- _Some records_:
— start —
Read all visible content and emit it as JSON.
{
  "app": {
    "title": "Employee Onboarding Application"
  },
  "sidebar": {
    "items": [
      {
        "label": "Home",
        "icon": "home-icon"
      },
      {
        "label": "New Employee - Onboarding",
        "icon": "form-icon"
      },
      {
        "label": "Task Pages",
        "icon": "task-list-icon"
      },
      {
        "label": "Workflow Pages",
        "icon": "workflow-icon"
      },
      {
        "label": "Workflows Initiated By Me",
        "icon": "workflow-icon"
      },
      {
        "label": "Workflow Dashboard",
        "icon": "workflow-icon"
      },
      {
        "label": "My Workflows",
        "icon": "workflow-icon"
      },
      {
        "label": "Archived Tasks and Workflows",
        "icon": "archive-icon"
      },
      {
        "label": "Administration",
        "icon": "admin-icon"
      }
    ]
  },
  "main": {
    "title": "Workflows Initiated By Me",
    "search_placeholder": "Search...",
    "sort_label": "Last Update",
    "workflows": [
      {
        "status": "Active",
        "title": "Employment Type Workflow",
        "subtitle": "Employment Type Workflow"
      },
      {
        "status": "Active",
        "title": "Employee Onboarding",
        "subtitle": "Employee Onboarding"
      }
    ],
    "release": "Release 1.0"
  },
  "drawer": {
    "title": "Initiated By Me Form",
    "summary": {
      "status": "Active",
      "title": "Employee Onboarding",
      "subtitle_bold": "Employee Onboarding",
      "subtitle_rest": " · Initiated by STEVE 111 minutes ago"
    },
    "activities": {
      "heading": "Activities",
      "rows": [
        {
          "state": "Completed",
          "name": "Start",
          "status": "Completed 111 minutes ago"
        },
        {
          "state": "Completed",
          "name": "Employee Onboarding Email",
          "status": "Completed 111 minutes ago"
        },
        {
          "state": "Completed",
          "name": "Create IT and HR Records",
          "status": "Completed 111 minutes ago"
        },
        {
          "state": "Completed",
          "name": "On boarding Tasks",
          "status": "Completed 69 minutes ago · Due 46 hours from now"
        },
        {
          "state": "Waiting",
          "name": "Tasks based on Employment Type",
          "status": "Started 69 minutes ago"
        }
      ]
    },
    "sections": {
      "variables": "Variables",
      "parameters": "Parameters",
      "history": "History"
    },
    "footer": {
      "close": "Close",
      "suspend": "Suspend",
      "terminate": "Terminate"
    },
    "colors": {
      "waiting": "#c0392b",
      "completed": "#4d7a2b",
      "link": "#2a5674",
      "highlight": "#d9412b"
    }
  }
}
— end —
- _Short task_: From the listing, tally every line with the word "name" in it and give only the tally.

- _Exercise result_: 5